▸ Provided data
- - - - - - -

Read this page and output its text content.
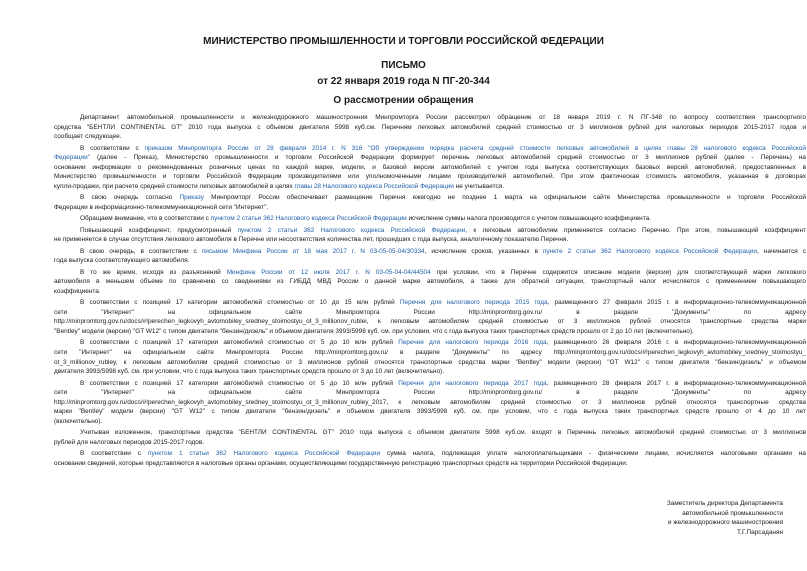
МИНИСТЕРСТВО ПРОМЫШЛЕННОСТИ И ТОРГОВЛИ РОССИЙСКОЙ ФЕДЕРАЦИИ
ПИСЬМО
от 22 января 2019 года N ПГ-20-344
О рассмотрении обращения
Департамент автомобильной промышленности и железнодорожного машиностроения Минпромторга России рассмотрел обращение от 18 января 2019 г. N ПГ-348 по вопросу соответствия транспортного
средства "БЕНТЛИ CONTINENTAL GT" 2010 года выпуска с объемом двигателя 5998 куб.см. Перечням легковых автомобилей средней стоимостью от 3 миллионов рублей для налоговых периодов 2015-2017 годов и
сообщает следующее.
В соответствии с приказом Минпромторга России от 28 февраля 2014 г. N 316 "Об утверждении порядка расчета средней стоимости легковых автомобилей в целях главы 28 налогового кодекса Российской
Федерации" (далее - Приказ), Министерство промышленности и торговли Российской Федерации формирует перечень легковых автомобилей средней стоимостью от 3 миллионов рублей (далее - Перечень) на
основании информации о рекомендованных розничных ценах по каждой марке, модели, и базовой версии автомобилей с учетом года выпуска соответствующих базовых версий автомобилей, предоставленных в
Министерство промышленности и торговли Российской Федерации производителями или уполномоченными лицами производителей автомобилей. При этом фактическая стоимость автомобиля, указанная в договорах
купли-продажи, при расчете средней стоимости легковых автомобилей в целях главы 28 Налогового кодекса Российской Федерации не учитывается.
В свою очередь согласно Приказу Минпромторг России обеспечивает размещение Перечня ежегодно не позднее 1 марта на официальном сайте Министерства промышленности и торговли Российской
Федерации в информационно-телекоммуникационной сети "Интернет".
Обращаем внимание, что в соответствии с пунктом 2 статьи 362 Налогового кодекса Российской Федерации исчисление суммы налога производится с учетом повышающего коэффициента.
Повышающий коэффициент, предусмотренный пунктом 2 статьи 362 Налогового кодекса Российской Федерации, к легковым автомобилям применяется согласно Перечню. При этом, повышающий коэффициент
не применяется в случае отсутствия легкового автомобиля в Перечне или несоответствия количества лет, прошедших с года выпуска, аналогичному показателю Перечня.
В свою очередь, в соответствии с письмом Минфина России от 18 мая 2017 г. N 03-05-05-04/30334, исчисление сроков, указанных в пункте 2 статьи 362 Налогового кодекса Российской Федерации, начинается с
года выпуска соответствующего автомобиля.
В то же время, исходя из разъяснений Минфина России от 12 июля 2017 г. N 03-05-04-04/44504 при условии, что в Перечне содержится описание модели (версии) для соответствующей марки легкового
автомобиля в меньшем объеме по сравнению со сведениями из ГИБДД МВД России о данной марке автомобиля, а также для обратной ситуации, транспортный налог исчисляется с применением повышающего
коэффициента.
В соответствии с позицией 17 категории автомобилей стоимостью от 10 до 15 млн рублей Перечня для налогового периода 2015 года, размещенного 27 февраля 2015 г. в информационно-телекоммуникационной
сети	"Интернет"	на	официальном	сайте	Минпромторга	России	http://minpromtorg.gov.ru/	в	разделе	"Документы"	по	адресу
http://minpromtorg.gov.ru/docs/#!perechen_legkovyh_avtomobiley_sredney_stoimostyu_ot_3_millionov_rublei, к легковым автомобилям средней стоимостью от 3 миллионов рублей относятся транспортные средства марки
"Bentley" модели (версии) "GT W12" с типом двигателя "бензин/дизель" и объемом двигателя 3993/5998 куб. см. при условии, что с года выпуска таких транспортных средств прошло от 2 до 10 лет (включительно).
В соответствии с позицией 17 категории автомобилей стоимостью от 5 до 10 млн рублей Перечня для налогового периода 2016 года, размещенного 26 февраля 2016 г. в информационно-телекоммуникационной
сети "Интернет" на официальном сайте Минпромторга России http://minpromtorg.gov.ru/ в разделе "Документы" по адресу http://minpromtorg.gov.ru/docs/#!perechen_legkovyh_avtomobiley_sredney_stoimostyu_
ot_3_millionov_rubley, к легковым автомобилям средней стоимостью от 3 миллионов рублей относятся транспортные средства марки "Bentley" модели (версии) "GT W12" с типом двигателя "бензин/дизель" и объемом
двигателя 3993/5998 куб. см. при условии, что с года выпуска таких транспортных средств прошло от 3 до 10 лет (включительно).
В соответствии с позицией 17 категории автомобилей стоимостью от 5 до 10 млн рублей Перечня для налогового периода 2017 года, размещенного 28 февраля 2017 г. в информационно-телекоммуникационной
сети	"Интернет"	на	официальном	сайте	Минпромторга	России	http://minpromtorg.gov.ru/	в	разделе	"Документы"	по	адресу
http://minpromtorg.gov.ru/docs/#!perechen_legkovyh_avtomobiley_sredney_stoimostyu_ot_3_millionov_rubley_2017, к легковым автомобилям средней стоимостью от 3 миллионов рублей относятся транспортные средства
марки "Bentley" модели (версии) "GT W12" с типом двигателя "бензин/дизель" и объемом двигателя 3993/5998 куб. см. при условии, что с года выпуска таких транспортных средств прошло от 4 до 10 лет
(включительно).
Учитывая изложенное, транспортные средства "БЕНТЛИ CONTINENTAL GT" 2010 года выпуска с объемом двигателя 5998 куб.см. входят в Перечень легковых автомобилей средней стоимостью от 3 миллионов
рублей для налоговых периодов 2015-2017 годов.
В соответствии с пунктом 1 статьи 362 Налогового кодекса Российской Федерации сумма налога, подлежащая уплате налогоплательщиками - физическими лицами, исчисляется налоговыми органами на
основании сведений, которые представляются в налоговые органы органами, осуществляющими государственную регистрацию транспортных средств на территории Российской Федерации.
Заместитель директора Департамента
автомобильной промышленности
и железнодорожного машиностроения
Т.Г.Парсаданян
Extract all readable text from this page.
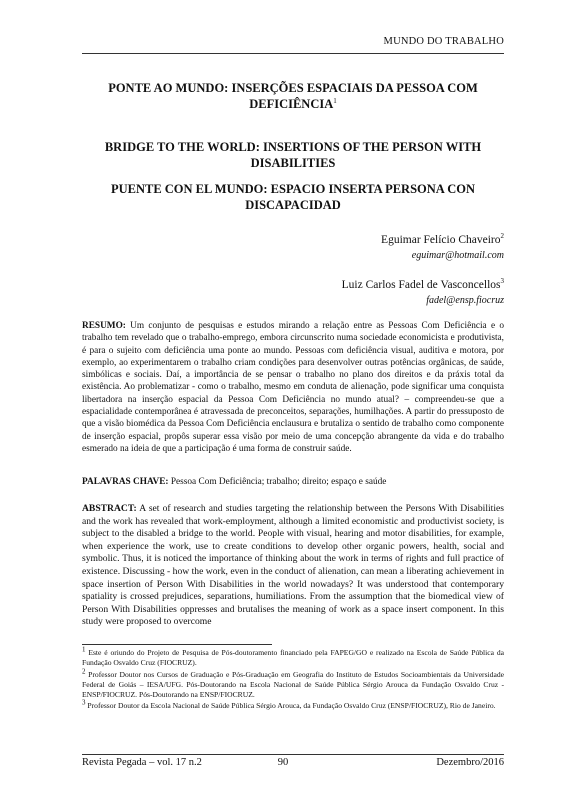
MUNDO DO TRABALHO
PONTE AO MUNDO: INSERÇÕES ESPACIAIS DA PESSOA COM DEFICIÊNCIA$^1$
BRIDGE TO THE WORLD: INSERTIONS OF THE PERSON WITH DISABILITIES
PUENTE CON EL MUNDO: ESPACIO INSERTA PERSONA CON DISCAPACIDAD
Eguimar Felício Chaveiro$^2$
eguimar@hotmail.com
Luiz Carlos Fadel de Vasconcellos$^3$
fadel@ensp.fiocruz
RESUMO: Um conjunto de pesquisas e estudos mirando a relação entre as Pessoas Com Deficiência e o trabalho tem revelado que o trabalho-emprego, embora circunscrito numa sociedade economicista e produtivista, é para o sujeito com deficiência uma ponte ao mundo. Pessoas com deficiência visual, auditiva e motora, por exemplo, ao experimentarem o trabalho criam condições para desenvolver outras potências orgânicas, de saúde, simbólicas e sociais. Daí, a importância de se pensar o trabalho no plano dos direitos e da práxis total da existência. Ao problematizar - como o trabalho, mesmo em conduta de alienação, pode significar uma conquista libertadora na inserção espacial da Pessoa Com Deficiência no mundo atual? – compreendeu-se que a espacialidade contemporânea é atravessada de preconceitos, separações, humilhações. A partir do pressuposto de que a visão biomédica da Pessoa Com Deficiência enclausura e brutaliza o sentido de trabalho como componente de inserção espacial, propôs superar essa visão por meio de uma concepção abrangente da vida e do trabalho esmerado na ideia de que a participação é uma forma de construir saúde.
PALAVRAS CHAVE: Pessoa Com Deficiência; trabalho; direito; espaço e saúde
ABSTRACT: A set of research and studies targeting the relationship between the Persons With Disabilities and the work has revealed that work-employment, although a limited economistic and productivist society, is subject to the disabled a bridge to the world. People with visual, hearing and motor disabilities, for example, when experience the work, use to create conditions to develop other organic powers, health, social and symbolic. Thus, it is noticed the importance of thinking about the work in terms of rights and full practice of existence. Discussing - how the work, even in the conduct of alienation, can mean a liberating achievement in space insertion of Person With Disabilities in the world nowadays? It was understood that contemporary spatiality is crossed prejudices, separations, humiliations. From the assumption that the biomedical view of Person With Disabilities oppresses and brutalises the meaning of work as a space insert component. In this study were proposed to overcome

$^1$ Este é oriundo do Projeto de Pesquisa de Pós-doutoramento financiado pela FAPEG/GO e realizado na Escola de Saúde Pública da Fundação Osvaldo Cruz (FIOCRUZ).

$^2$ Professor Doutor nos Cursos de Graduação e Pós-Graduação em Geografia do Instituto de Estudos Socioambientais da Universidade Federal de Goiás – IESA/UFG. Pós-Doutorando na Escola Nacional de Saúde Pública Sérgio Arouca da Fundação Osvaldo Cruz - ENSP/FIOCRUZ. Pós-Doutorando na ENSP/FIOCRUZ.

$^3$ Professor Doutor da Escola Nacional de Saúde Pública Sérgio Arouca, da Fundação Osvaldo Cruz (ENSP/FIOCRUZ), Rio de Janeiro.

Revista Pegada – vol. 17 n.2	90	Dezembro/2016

- - - - - - -

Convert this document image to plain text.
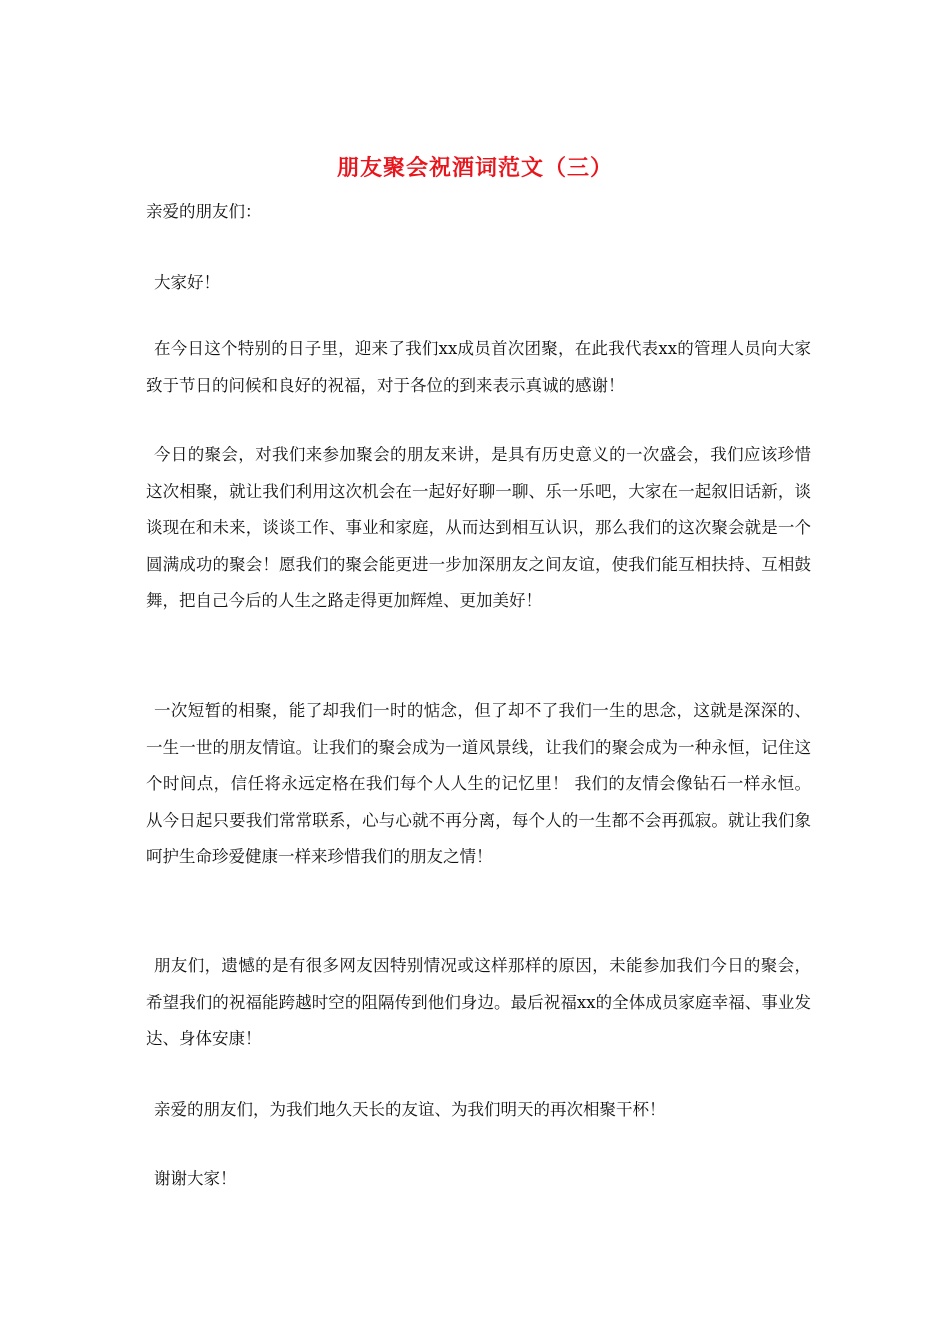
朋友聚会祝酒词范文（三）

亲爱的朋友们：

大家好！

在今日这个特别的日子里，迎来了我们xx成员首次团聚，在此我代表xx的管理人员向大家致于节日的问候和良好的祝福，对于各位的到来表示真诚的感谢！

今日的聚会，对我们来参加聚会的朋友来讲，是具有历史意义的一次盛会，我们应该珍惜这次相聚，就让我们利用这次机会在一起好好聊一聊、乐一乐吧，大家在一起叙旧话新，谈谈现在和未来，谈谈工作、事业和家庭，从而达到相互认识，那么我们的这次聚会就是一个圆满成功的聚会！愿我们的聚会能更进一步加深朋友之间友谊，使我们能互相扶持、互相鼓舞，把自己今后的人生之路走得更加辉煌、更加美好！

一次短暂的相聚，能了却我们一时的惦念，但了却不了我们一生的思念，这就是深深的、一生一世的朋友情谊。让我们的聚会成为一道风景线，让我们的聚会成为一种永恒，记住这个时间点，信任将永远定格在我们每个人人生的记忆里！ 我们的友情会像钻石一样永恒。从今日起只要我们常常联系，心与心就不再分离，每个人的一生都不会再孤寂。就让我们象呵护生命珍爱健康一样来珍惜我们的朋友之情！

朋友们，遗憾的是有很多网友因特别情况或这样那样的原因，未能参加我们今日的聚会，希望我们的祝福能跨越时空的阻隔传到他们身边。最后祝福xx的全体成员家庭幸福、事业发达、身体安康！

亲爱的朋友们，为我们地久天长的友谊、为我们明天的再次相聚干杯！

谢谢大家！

- - - - - - -

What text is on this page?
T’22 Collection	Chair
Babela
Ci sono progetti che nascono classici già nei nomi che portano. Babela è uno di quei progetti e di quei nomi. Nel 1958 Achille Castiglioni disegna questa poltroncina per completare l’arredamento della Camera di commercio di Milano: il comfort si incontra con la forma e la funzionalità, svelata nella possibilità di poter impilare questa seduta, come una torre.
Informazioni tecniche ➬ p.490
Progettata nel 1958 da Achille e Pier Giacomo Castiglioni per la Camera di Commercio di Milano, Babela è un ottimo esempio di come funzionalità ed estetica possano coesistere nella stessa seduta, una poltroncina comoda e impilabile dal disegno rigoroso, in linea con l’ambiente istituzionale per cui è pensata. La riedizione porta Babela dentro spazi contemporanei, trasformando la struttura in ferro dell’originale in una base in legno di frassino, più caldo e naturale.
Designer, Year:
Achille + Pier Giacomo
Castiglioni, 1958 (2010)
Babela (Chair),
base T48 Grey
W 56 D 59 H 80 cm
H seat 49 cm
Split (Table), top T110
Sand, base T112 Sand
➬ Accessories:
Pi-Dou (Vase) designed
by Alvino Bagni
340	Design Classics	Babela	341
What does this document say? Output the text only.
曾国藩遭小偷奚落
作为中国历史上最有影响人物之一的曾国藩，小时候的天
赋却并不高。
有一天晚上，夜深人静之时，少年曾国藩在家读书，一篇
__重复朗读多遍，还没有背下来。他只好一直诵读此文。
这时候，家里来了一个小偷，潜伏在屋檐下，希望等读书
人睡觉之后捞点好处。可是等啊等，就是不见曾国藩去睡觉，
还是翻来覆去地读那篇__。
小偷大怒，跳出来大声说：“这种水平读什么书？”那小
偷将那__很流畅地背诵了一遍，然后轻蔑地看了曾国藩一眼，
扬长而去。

- - - - - - -

▸ Exercise description
From the entries above, extract every line where the word "minpromtorg" appears.

▸ Worked solution
сети	"Интернет"	на	официальном	сайте	Минпромторга	России	http://minpromtorg.gov.ru/	в	разделе	"Документы"	по	адресу
http://minpromtorg.gov.ru/docs/#!perechen_legkovyh_avtomobiley_sredney_stoimostyu_ot_3_millionov_rublei, к легковым автомобилям средней стоимостью от 3 миллионов рублей относятся транспортные средства марки
сети "Интернет" на официальном сайте Минпромторга России http://minpromtorg.gov.ru/ в разделе "Документы" по адресу http://minpromtorg.gov.ru/docs/#!perechen_legkovyh_avtomobiley_sredney_stoimostyu_
сети	"Интернет"	на	официальном	сайте	Минпромторга	России	http://minpromtorg.gov.ru/	в	разделе	"Документы"	по	адресу
http://minpromtorg.gov.ru/docs/#!perechen_legkovyh_avtomobiley_sredney_stoimostyu_ot_3_millionov_rubley_2017, к легковым автомобилям средней стоимостью от 3 миллионов рублей относятся транспортные средства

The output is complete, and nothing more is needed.